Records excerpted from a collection
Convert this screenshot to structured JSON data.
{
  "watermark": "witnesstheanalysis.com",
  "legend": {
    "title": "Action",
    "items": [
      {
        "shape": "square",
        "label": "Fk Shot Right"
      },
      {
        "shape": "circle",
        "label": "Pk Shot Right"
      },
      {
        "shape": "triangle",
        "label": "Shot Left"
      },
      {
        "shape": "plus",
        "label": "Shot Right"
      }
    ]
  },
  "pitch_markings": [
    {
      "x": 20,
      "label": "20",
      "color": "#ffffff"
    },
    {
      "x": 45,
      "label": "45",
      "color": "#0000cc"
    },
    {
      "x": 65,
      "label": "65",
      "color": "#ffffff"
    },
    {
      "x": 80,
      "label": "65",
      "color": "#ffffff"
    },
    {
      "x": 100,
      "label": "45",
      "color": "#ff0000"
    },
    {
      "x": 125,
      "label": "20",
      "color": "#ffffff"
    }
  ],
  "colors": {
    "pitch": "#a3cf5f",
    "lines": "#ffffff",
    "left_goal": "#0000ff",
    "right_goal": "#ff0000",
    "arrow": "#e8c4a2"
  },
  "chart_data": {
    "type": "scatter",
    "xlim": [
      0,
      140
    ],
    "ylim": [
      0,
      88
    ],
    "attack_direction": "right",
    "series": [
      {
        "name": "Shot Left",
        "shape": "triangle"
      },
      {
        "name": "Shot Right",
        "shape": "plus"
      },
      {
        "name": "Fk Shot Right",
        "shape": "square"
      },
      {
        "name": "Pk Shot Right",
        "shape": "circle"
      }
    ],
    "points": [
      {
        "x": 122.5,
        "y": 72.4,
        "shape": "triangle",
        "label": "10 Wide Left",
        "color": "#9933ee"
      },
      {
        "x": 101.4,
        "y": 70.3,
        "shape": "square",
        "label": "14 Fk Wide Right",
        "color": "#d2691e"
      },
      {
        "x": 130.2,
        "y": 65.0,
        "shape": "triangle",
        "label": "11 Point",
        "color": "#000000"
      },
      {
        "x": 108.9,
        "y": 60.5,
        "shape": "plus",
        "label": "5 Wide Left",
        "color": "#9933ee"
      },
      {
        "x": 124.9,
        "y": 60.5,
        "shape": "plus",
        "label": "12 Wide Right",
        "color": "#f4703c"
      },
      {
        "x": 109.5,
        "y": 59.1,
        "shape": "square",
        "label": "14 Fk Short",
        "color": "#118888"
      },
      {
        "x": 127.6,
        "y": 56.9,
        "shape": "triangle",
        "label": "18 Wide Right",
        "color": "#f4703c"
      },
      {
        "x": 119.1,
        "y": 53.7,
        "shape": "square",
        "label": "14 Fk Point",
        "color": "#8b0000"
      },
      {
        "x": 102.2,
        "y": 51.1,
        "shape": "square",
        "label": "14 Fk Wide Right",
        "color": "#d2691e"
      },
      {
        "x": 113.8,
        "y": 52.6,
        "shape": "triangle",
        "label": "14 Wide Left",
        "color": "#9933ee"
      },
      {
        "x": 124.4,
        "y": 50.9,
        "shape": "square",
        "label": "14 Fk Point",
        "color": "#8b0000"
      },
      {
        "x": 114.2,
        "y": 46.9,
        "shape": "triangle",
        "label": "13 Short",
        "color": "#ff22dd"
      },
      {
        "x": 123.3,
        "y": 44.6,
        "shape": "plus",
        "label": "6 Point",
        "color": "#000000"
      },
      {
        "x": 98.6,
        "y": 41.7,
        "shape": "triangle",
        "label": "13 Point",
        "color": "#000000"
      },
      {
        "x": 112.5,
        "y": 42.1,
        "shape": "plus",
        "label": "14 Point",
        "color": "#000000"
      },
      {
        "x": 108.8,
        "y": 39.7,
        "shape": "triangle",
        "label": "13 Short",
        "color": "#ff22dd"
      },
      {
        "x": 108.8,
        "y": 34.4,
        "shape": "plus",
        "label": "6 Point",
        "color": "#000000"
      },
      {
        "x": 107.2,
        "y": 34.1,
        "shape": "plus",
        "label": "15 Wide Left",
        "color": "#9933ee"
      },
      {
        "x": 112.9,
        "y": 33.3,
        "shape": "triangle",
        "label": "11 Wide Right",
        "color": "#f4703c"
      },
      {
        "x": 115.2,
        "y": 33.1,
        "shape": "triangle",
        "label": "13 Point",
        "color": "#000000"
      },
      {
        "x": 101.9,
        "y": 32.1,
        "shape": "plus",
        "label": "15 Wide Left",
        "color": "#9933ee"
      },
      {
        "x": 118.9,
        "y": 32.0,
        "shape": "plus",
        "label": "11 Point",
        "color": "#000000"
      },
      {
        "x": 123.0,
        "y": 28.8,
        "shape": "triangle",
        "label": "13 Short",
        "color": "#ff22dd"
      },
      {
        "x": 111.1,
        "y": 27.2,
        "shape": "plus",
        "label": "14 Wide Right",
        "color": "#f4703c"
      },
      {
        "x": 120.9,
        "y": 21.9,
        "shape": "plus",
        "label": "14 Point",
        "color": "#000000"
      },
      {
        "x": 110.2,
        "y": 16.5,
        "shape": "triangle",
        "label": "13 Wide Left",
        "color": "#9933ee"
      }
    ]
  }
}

_The exercise_:
Could you reproduce every record above exactly as it appears?

_Full response_:
Convert this screenshot to structured JSON data.
{
  "watermark": "witnesstheanalysis.com",
  "legend": {
    "title": "Action",
    "items": [
      {
        "shape": "square",
        "label": "Fk Shot Right"
      },
      {
        "shape": "circle",
        "label": "Pk Shot Right"
      },
      {
        "shape": "triangle",
        "label": "Shot Left"
      },
      {
        "shape": "plus",
        "label": "Shot Right"
      }
    ]
  },
  "pitch_markings": [
    {
      "x": 20,
      "label": "20",
      "color": "#ffffff"
    },
    {
      "x": 45,
      "label": "45",
      "color": "#0000cc"
    },
    {
      "x": 65,
      "label": "65",
      "color": "#ffffff"
    },
    {
      "x": 80,
      "label": "65",
      "color": "#ffffff"
    },
    {
      "x": 100,
      "label": "45",
      "color": "#ff0000"
    },
    {
      "x": 125,
      "label": "20",
      "color": "#ffffff"
    }
  ],
  "colors": {
    "pitch": "#a3cf5f",
    "lines": "#ffffff",
    "left_goal": "#0000ff",
    "right_goal": "#ff0000",
    "arrow": "#e8c4a2"
  },
  "chart_data": {
    "type": "scatter",
    "xlim": [
      0,
      140
    ],
    "ylim": [
      0,
      88
    ],
    "attack_direction": "right",
    "series": [
      {
        "name": "Shot Left",
        "shape": "triangle"
      },
      {
        "name": "Shot Right",
        "shape": "plus"
      },
      {
        "name": "Fk Shot Right",
        "shape": "square"
      },
      {
        "name": "Pk Shot Right",
        "shape": "circle"
      }
    ],
    "points": [
      {
        "x": 122.5,
        "y": 72.4,
        "shape": "triangle",
        "label": "10 Wide Left",
        "color": "#9933ee"
      },
      {
        "x": 101.4,
        "y": 70.3,
        "shape": "square",
        "label": "14 Fk Wide Right",
        "color": "#d2691e"
      },
      {
        "x": 130.2,
        "y": 65.0,
        "shape": "triangle",
        "label": "11 Point",
        "color": "#000000"
      },
      {
        "x": 108.9,
        "y": 60.5,
        "shape": "plus",
        "label": "5 Wide Left",
        "color": "#9933ee"
      },
      {
        "x": 124.9,
        "y": 60.5,
        "shape": "plus",
        "label": "12 Wide Right",
        "color": "#f4703c"
      },
      {
        "x": 109.5,
        "y": 59.1,
        "shape": "square",
        "label": "14 Fk Short",
        "color": "#118888"
      },
      {
        "x": 127.6,
        "y": 56.9,
        "shape": "triangle",
        "label": "18 Wide Right",
        "color": "#f4703c"
      },
      {
        "x": 119.1,
        "y": 53.7,
        "shape": "square",
        "label": "14 Fk Point",
        "color": "#8b0000"
      },
      {
        "x": 102.2,
        "y": 51.1,
        "shape": "square",
        "label": "14 Fk Wide Right",
        "color": "#d2691e"
      },
      {
        "x": 113.8,
        "y": 52.6,
        "shape": "triangle",
        "label": "14 Wide Left",
        "color": "#9933ee"
      },
      {
        "x": 124.4,
        "y": 50.9,
        "shape": "square",
        "label": "14 Fk Point",
        "color": "#8b0000"
      },
      {
        "x": 114.2,
        "y": 46.9,
        "shape": "triangle",
        "label": "13 Short",
        "color": "#ff22dd"
      },
      {
        "x": 123.3,
        "y": 44.6,
        "shape": "plus",
        "label": "6 Point",
        "color": "#000000"
      },
      {
        "x": 98.6,
        "y": 41.7,
        "shape": "triangle",
        "label": "13 Point",
        "color": "#000000"
      },
      {
        "x": 112.5,
        "y": 42.1,
        "shape": "plus",
        "label": "14 Point",
        "color": "#000000"
      },
      {
        "x": 108.8,
        "y": 39.7,
        "shape": "triangle",
        "label": "13 Short",
        "color": "#ff22dd"
      },
      {
        "x": 108.8,
        "y": 34.4,
        "shape": "plus",
        "label": "6 Point",
        "color": "#000000"
      },
      {
        "x": 107.2,
        "y": 34.1,
        "shape": "plus",
        "label": "15 Wide Left",
        "color": "#9933ee"
      },
      {
        "x": 112.9,
        "y": 33.3,
        "shape": "triangle",
        "label": "11 Wide Right",
        "color": "#f4703c"
      },
      {
        "x": 115.2,
        "y": 33.1,
        "shape": "triangle",
        "label": "13 Point",
        "color": "#000000"
      },
      {
        "x": 101.9,
        "y": 32.1,
        "shape": "plus",
        "label": "15 Wide Left",
        "color": "#9933ee"
      },
      {
        "x": 118.9,
        "y": 32.0,
        "shape": "plus",
        "label": "11 Point",
        "color": "#000000"
      },
      {
        "x": 123.0,
        "y": 28.8,
        "shape": "triangle",
        "label": "13 Short",
        "color": "#ff22dd"
      },
      {
        "x": 111.1,
        "y": 27.2,
        "shape": "plus",
        "label": "14 Wide Right",
        "color": "#f4703c"
      },
      {
        "x": 120.9,
        "y": 21.9,
        "shape": "plus",
        "label": "14 Point",
        "color": "#000000"
      },
      {
        "x": 110.2,
        "y": 16.5,
        "shape": "triangle",
        "label": "13 Wide Left",
        "color": "#9933ee"
      }
    ]
  }
}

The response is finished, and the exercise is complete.